- **Aim**
Output each entry exactly; skip nothing.

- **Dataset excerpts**
☆ ☆ ☆ ☆ ☆ ☆ ☆
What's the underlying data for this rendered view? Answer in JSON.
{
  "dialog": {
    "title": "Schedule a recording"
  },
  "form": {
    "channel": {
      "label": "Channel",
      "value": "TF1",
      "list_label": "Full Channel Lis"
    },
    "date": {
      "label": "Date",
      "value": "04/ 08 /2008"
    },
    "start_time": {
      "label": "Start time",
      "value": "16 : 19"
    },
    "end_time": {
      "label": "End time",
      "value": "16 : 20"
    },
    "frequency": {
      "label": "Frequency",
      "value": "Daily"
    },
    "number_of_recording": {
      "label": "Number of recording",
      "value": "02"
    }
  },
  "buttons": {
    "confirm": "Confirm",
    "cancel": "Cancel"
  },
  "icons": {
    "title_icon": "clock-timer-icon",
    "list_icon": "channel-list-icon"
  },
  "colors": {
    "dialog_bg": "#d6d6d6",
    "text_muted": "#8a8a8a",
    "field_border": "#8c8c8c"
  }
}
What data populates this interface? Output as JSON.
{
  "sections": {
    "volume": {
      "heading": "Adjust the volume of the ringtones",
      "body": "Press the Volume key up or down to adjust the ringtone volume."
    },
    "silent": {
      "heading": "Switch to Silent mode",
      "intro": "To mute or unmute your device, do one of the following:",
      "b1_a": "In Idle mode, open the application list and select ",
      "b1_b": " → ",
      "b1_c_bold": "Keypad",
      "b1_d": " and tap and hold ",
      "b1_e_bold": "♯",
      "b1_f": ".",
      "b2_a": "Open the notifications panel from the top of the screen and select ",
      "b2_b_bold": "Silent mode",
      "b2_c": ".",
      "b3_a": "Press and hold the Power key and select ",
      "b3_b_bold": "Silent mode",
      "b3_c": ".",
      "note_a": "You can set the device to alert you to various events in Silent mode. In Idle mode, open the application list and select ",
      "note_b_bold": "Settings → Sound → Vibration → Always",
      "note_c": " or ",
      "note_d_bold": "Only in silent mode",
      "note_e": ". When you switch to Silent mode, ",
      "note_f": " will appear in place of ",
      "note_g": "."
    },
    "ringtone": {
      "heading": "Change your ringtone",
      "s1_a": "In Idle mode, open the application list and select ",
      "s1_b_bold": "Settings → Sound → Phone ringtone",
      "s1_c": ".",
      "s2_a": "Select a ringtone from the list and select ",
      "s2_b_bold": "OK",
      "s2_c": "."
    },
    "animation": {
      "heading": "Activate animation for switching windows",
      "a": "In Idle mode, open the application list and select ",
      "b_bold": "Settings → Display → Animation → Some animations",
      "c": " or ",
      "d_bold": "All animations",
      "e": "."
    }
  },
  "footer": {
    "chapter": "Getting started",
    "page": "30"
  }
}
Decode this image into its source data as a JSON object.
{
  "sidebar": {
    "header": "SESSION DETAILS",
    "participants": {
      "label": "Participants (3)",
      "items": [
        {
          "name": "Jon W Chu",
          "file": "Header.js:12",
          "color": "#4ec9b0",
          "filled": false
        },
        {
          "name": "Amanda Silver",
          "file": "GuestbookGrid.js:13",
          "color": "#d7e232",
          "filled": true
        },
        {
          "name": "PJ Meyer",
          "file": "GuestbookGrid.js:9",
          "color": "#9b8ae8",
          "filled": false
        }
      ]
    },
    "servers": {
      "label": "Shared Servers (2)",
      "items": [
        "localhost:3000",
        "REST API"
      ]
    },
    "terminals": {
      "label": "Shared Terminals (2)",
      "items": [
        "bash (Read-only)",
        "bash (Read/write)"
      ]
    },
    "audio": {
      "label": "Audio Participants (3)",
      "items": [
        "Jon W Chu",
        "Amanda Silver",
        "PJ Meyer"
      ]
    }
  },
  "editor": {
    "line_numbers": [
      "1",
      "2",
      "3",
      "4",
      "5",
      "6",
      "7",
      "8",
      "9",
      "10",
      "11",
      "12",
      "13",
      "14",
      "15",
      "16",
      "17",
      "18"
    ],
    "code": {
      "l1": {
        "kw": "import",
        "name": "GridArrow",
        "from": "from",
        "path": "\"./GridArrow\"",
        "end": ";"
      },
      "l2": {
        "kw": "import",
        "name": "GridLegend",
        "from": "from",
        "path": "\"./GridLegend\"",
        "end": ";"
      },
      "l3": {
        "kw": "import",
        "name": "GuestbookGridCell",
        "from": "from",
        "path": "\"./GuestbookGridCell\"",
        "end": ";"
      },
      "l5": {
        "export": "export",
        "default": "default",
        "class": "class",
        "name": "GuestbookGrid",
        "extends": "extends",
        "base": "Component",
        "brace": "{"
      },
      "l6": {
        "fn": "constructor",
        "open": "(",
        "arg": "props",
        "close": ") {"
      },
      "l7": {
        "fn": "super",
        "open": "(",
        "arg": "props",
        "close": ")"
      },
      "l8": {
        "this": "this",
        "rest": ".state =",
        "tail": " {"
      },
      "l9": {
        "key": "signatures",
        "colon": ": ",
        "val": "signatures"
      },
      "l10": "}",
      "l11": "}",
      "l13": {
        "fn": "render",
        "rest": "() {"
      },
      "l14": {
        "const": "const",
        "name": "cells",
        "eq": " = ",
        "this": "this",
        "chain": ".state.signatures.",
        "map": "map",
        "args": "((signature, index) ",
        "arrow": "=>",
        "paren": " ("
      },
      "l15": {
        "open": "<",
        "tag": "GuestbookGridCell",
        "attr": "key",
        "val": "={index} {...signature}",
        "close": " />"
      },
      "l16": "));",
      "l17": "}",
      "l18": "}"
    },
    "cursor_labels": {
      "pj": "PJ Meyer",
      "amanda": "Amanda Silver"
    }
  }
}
☆ ☆ ☆ ☆ ☆ ☆ ☆
- **Result**
What's the underlying data for this rendered view? Answer in JSON.
{
  "dialog": {
    "title": "Schedule a recording"
  },
  "form": {
    "channel": {
      "label": "Channel",
      "value": "TF1",
      "list_label": "Full Channel Lis"
    },
    "date": {
      "label": "Date",
      "value": "04/ 08 /2008"
    },
    "start_time": {
      "label": "Start time",
      "value": "16 : 19"
    },
    "end_time": {
      "label": "End time",
      "value": "16 : 20"
    },
    "frequency": {
      "label": "Frequency",
      "value": "Daily"
    },
    "number_of_recording": {
      "label": "Number of recording",
      "value": "02"
    }
  },
  "buttons": {
    "confirm": "Confirm",
    "cancel": "Cancel"
  },
  "icons": {
    "title_icon": "clock-timer-icon",
    "list_icon": "channel-list-icon"
  },
  "colors": {
    "dialog_bg": "#d6d6d6",
    "text_muted": "#8a8a8a",
    "field_border": "#8c8c8c"
  }
}
What data populates this interface? Output as JSON.
{
  "sections": {
    "volume": {
      "heading": "Adjust the volume of the ringtones",
      "body": "Press the Volume key up or down to adjust the ringtone volume."
    },
    "silent": {
      "heading": "Switch to Silent mode",
      "intro": "To mute or unmute your device, do one of the following:",
      "b1_a": "In Idle mode, open the application list and select ",
      "b1_b": " → ",
      "b1_c_bold": "Keypad",
      "b1_d": " and tap and hold ",
      "b1_e_bold": "♯",
      "b1_f": ".",
      "b2_a": "Open the notifications panel from the top of the screen and select ",
      "b2_b_bold": "Silent mode",
      "b2_c": ".",
      "b3_a": "Press and hold the Power key and select ",
      "b3_b_bold": "Silent mode",
      "b3_c": ".",
      "note_a": "You can set the device to alert you to various events in Silent mode. In Idle mode, open the application list and select ",
      "note_b_bold": "Settings → Sound → Vibration → Always",
      "note_c": " or ",
      "note_d_bold": "Only in silent mode",
      "note_e": ". When you switch to Silent mode, ",
      "note_f": " will appear in place of ",
      "note_g": "."
    },
    "ringtone": {
      "heading": "Change your ringtone",
      "s1_a": "In Idle mode, open the application list and select ",
      "s1_b_bold": "Settings → Sound → Phone ringtone",
      "s1_c": ".",
      "s2_a": "Select a ringtone from the list and select ",
      "s2_b_bold": "OK",
      "s2_c": "."
    },
    "animation": {
      "heading": "Activate animation for switching windows",
      "a": "In Idle mode, open the application list and select ",
      "b_bold": "Settings → Display → Animation → Some animations",
      "c": " or ",
      "d_bold": "All animations",
      "e": "."
    }
  },
  "footer": {
    "chapter": "Getting started",
    "page": "30"
  }
}
Decode this image into its source data as a JSON object.
{
  "sidebar": {
    "header": "SESSION DETAILS",
    "participants": {
      "label": "Participants (3)",
      "items": [
        {
          "name": "Jon W Chu",
          "file": "Header.js:12",
          "color": "#4ec9b0",
          "filled": false
        },
        {
          "name": "Amanda Silver",
          "file": "GuestbookGrid.js:13",
          "color": "#d7e232",
          "filled": true
        },
        {
          "name": "PJ Meyer",
          "file": "GuestbookGrid.js:9",
          "color": "#9b8ae8",
          "filled": false
        }
      ]
    },
    "servers": {
      "label": "Shared Servers (2)",
      "items": [
        "localhost:3000",
        "REST API"
      ]
    },
    "terminals": {
      "label": "Shared Terminals (2)",
      "items": [
        "bash (Read-only)",
        "bash (Read/write)"
      ]
    },
    "audio": {
      "label": "Audio Participants (3)",
      "items": [
        "Jon W Chu",
        "Amanda Silver",
        "PJ Meyer"
      ]
    }
  },
  "editor": {
    "line_numbers": [
      "1",
      "2",
      "3",
      "4",
      "5",
      "6",
      "7",
      "8",
      "9",
      "10",
      "11",
      "12",
      "13",
      "14",
      "15",
      "16",
      "17",
      "18"
    ],
    "code": {
      "l1": {
        "kw": "import",
        "name": "GridArrow",
        "from": "from",
        "path": "\"./GridArrow\"",
        "end": ";"
      },
      "l2": {
        "kw": "import",
        "name": "GridLegend",
        "from": "from",
        "path": "\"./GridLegend\"",
        "end": ";"
      },
      "l3": {
        "kw": "import",
        "name": "GuestbookGridCell",
        "from": "from",
        "path": "\"./GuestbookGridCell\"",
        "end": ";"
      },
      "l5": {
        "export": "export",
        "default": "default",
        "class": "class",
        "name": "GuestbookGrid",
        "extends": "extends",
        "base": "Component",
        "brace": "{"
      },
      "l6": {
        "fn": "constructor",
        "open": "(",
        "arg": "props",
        "close": ") {"
      },
      "l7": {
        "fn": "super",
        "open": "(",
        "arg": "props",
        "close": ")"
      },
      "l8": {
        "this": "this",
        "rest": ".state =",
        "tail": " {"
      },
      "l9": {
        "key": "signatures",
        "colon": ": ",
        "val": "signatures"
      },
      "l10": "}",
      "l11": "}",
      "l13": {
        "fn": "render",
        "rest": "() {"
      },
      "l14": {
        "const": "const",
        "name": "cells",
        "eq": " = ",
        "this": "this",
        "chain": ".state.signatures.",
        "map": "map",
        "args": "((signature, index) ",
        "arrow": "=>",
        "paren": " ("
      },
      "l15": {
        "open": "<",
        "tag": "GuestbookGridCell",
        "attr": "key",
        "val": "={index} {...signature}",
        "close": " />"
      },
      "l16": "));",
      "l17": "}",
      "l18": "}"
    },
    "cursor_labels": {
      "pj": "PJ Meyer",
      "amanda": "Amanda Silver"
    }
  }
}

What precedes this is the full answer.